• WHAT TO PRODUCE
Write out the data again exactly, skipping every picture.

-- START --

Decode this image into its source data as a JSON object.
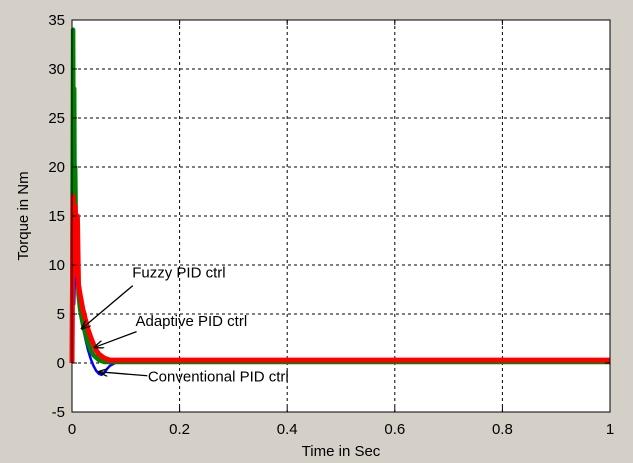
{
  "chart_data": {
    "type": "line",
    "xlabel": "Time in Sec",
    "ylabel": "Torque in Nm",
    "xlim": [
      0,
      1
    ],
    "ylim": [
      -5,
      35
    ],
    "xticks": [
      0,
      0.2,
      0.4,
      0.6,
      0.8,
      1
    ],
    "xtick_labels": [
      "0",
      "0.2",
      "0.4",
      "0.6",
      "0.8",
      "1"
    ],
    "yticks": [
      -5,
      0,
      5,
      10,
      15,
      20,
      25,
      30,
      35
    ],
    "ytick_labels": [
      "-5",
      "0",
      "5",
      "10",
      "15",
      "20",
      "25",
      "30",
      "35"
    ],
    "grid": true,
    "series": [
      {
        "name": "Conventional PID ctrl",
        "color": "#0000ff",
        "x": [
          0,
          0.002,
          0.004,
          0.006,
          0.008,
          0.01,
          0.012,
          0.015,
          0.02,
          0.025,
          0.03,
          0.035,
          0.04,
          0.045,
          0.05,
          0.055,
          0.06,
          0.065,
          0.07,
          0.08,
          0.09,
          0.1,
          0.15,
          0.3,
          0.5,
          0.7,
          1.0
        ],
        "y": [
          0,
          12,
          6,
          10,
          8,
          12,
          7,
          5.5,
          3.8,
          2.4,
          1.3,
          0.4,
          -0.3,
          -0.8,
          -1.1,
          -1.2,
          -1.0,
          -0.6,
          -0.3,
          0.0,
          0.1,
          0.1,
          0.1,
          0.1,
          0.1,
          0.1,
          0.1
        ]
      },
      {
        "name": "Fuzzy PID ctrl",
        "color": "#008000",
        "x": [
          0,
          0.002,
          0.003,
          0.004,
          0.005,
          0.006,
          0.008,
          0.01,
          0.012,
          0.015,
          0.02,
          0.025,
          0.03,
          0.035,
          0.04,
          0.05,
          0.06,
          0.07,
          0.08,
          0.1,
          0.2,
          0.4,
          0.6,
          0.8,
          1.0
        ],
        "y": [
          0,
          34,
          20,
          28,
          14,
          20,
          9,
          12,
          7,
          5.5,
          4.0,
          2.9,
          2.0,
          1.3,
          0.8,
          0.3,
          0.1,
          0.1,
          0.1,
          0.1,
          0.1,
          0.1,
          0.1,
          0.1,
          0.1
        ]
      },
      {
        "name": "Adaptive PID ctrl",
        "color": "#ff0000",
        "x": [
          0,
          0.002,
          0.004,
          0.006,
          0.008,
          0.01,
          0.012,
          0.015,
          0.02,
          0.025,
          0.03,
          0.035,
          0.04,
          0.045,
          0.05,
          0.06,
          0.07,
          0.08,
          0.1,
          0.2,
          0.4,
          0.6,
          0.8,
          1.0
        ],
        "y": [
          0,
          17,
          10,
          16,
          9,
          15,
          8,
          7,
          5.5,
          4.4,
          3.4,
          2.6,
          1.9,
          1.3,
          0.9,
          0.5,
          0.3,
          0.3,
          0.3,
          0.3,
          0.3,
          0.3,
          0.3,
          0.3
        ]
      }
    ],
    "annotations": [
      {
        "text": "Fuzzy PID ctrl",
        "arrow_to": [
          0.018,
          3.5
        ]
      },
      {
        "text": "Adaptive PID ctrl",
        "arrow_to": [
          0.042,
          1.6
        ]
      },
      {
        "text": "Conventional PID ctrl",
        "arrow_to": [
          0.05,
          -0.9
        ]
      }
    ]
  }
}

-- END --

• WRITTEN REPLY
Decode this image into its source data as a JSON object.
{
  "chart_data": {
    "type": "line",
    "xlabel": "Time in Sec",
    "ylabel": "Torque in Nm",
    "xlim": [
      0,
      1
    ],
    "ylim": [
      -5,
      35
    ],
    "xticks": [
      0,
      0.2,
      0.4,
      0.6,
      0.8,
      1
    ],
    "xtick_labels": [
      "0",
      "0.2",
      "0.4",
      "0.6",
      "0.8",
      "1"
    ],
    "yticks": [
      -5,
      0,
      5,
      10,
      15,
      20,
      25,
      30,
      35
    ],
    "ytick_labels": [
      "-5",
      "0",
      "5",
      "10",
      "15",
      "20",
      "25",
      "30",
      "35"
    ],
    "grid": true,
    "series": [
      {
        "name": "Conventional PID ctrl",
        "color": "#0000ff",
        "x": [
          0,
          0.002,
          0.004,
          0.006,
          0.008,
          0.01,
          0.012,
          0.015,
          0.02,
          0.025,
          0.03,
          0.035,
          0.04,
          0.045,
          0.05,
          0.055,
          0.06,
          0.065,
          0.07,
          0.08,
          0.09,
          0.1,
          0.15,
          0.3,
          0.5,
          0.7,
          1.0
        ],
        "y": [
          0,
          12,
          6,
          10,
          8,
          12,
          7,
          5.5,
          3.8,
          2.4,
          1.3,
          0.4,
          -0.3,
          -0.8,
          -1.1,
          -1.2,
          -1.0,
          -0.6,
          -0.3,
          0.0,
          0.1,
          0.1,
          0.1,
          0.1,
          0.1,
          0.1,
          0.1
        ]
      },
      {
        "name": "Fuzzy PID ctrl",
        "color": "#008000",
        "x": [
          0,
          0.002,
          0.003,
          0.004,
          0.005,
          0.006,
          0.008,
          0.01,
          0.012,
          0.015,
          0.02,
          0.025,
          0.03,
          0.035,
          0.04,
          0.05,
          0.06,
          0.07,
          0.08,
          0.1,
          0.2,
          0.4,
          0.6,
          0.8,
          1.0
        ],
        "y": [
          0,
          34,
          20,
          28,
          14,
          20,
          9,
          12,
          7,
          5.5,
          4.0,
          2.9,
          2.0,
          1.3,
          0.8,
          0.3,
          0.1,
          0.1,
          0.1,
          0.1,
          0.1,
          0.1,
          0.1,
          0.1,
          0.1
        ]
      },
      {
        "name": "Adaptive PID ctrl",
        "color": "#ff0000",
        "x": [
          0,
          0.002,
          0.004,
          0.006,
          0.008,
          0.01,
          0.012,
          0.015,
          0.02,
          0.025,
          0.03,
          0.035,
          0.04,
          0.045,
          0.05,
          0.06,
          0.07,
          0.08,
          0.1,
          0.2,
          0.4,
          0.6,
          0.8,
          1.0
        ],
        "y": [
          0,
          17,
          10,
          16,
          9,
          15,
          8,
          7,
          5.5,
          4.4,
          3.4,
          2.6,
          1.9,
          1.3,
          0.9,
          0.5,
          0.3,
          0.3,
          0.3,
          0.3,
          0.3,
          0.3,
          0.3,
          0.3
        ]
      }
    ],
    "annotations": [
      {
        "text": "Fuzzy PID ctrl",
        "arrow_to": [
          0.018,
          3.5
        ]
      },
      {
        "text": "Adaptive PID ctrl",
        "arrow_to": [
          0.042,
          1.6
        ]
      },
      {
        "text": "Conventional PID ctrl",
        "arrow_to": [
          0.05,
          -0.9
        ]
      }
    ]
  }
}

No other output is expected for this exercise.